_Task description_. Copy each line exactly. Leave nothing out.

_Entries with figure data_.
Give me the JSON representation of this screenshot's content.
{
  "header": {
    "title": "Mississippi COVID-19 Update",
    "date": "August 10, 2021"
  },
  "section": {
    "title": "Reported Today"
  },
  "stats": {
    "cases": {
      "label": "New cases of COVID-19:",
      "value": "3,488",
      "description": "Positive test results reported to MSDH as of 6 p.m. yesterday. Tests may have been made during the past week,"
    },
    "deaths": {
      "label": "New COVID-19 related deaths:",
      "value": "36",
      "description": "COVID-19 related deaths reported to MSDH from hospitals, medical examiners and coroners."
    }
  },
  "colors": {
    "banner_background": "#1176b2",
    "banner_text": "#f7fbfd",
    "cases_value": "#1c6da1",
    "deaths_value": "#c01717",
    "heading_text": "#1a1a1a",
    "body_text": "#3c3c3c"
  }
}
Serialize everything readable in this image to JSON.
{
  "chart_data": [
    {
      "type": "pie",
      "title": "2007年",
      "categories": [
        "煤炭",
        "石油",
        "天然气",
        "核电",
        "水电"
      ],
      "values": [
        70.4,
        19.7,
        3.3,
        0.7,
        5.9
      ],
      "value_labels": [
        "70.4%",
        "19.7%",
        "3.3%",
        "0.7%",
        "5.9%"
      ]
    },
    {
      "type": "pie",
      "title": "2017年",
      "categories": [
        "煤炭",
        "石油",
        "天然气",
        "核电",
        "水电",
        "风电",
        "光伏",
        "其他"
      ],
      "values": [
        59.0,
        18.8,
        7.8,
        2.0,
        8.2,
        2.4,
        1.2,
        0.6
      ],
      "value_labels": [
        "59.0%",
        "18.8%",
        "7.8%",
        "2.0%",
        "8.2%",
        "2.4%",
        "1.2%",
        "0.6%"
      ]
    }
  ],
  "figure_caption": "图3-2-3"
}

_Task output_.
Give me the JSON representation of this screenshot's content.
{
  "header": {
    "title": "Mississippi COVID-19 Update",
    "date": "August 10, 2021"
  },
  "section": {
    "title": "Reported Today"
  },
  "stats": {
    "cases": {
      "label": "New cases of COVID-19:",
      "value": "3,488",
      "description": "Positive test results reported to MSDH as of 6 p.m. yesterday. Tests may have been made during the past week,"
    },
    "deaths": {
      "label": "New COVID-19 related deaths:",
      "value": "36",
      "description": "COVID-19 related deaths reported to MSDH from hospitals, medical examiners and coroners."
    }
  },
  "colors": {
    "banner_background": "#1176b2",
    "banner_text": "#f7fbfd",
    "cases_value": "#1c6da1",
    "deaths_value": "#c01717",
    "heading_text": "#1a1a1a",
    "body_text": "#3c3c3c"
  }
}
Serialize everything readable in this image to JSON.
{
  "chart_data": [
    {
      "type": "pie",
      "title": "2007年",
      "categories": [
        "煤炭",
        "石油",
        "天然气",
        "核电",
        "水电"
      ],
      "values": [
        70.4,
        19.7,
        3.3,
        0.7,
        5.9
      ],
      "value_labels": [
        "70.4%",
        "19.7%",
        "3.3%",
        "0.7%",
        "5.9%"
      ]
    },
    {
      "type": "pie",
      "title": "2017年",
      "categories": [
        "煤炭",
        "石油",
        "天然气",
        "核电",
        "水电",
        "风电",
        "光伏",
        "其他"
      ],
      "values": [
        59.0,
        18.8,
        7.8,
        2.0,
        8.2,
        2.4,
        1.2,
        0.6
      ],
      "value_labels": [
        "59.0%",
        "18.8%",
        "7.8%",
        "2.0%",
        "8.2%",
        "2.4%",
        "1.2%",
        "0.6%"
      ]
    }
  ],
  "figure_caption": "图3-2-3"
}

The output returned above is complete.